* _Problem to work on_
Restate every line of the material, word for word.
-- Start --
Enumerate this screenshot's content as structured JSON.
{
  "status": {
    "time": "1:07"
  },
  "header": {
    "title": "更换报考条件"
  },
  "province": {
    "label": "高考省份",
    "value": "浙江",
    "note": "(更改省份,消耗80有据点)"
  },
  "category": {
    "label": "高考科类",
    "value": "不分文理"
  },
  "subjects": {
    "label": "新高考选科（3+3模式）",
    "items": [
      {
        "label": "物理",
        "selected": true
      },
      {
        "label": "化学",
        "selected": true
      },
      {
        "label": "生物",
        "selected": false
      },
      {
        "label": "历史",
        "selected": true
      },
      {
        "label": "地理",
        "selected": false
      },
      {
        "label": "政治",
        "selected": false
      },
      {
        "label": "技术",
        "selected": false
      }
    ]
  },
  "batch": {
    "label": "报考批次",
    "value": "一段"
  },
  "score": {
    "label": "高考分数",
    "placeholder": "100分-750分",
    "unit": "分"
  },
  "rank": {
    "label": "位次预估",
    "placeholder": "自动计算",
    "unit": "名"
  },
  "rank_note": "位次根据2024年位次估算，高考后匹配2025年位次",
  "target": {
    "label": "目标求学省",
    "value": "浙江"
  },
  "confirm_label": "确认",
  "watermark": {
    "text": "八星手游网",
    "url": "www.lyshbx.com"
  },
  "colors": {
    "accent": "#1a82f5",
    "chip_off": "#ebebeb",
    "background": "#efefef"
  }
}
-- End --
* _Exercise solution_
Enumerate this screenshot's content as structured JSON.
{
  "status": {
    "time": "1:07"
  },
  "header": {
    "title": "更换报考条件"
  },
  "province": {
    "label": "高考省份",
    "value": "浙江",
    "note": "(更改省份,消耗80有据点)"
  },
  "category": {
    "label": "高考科类",
    "value": "不分文理"
  },
  "subjects": {
    "label": "新高考选科（3+3模式）",
    "items": [
      {
        "label": "物理",
        "selected": true
      },
      {
        "label": "化学",
        "selected": true
      },
      {
        "label": "生物",
        "selected": false
      },
      {
        "label": "历史",
        "selected": true
      },
      {
        "label": "地理",
        "selected": false
      },
      {
        "label": "政治",
        "selected": false
      },
      {
        "label": "技术",
        "selected": false
      }
    ]
  },
  "batch": {
    "label": "报考批次",
    "value": "一段"
  },
  "score": {
    "label": "高考分数",
    "placeholder": "100分-750分",
    "unit": "分"
  },
  "rank": {
    "label": "位次预估",
    "placeholder": "自动计算",
    "unit": "名"
  },
  "rank_note": "位次根据2024年位次估算，高考后匹配2025年位次",
  "target": {
    "label": "目标求学省",
    "value": "浙江"
  },
  "confirm_label": "确认",
  "watermark": {
    "text": "八星手游网",
    "url": "www.lyshbx.com"
  },
  "colors": {
    "accent": "#1a82f5",
    "chip_off": "#ebebeb",
    "background": "#efefef"
  }
}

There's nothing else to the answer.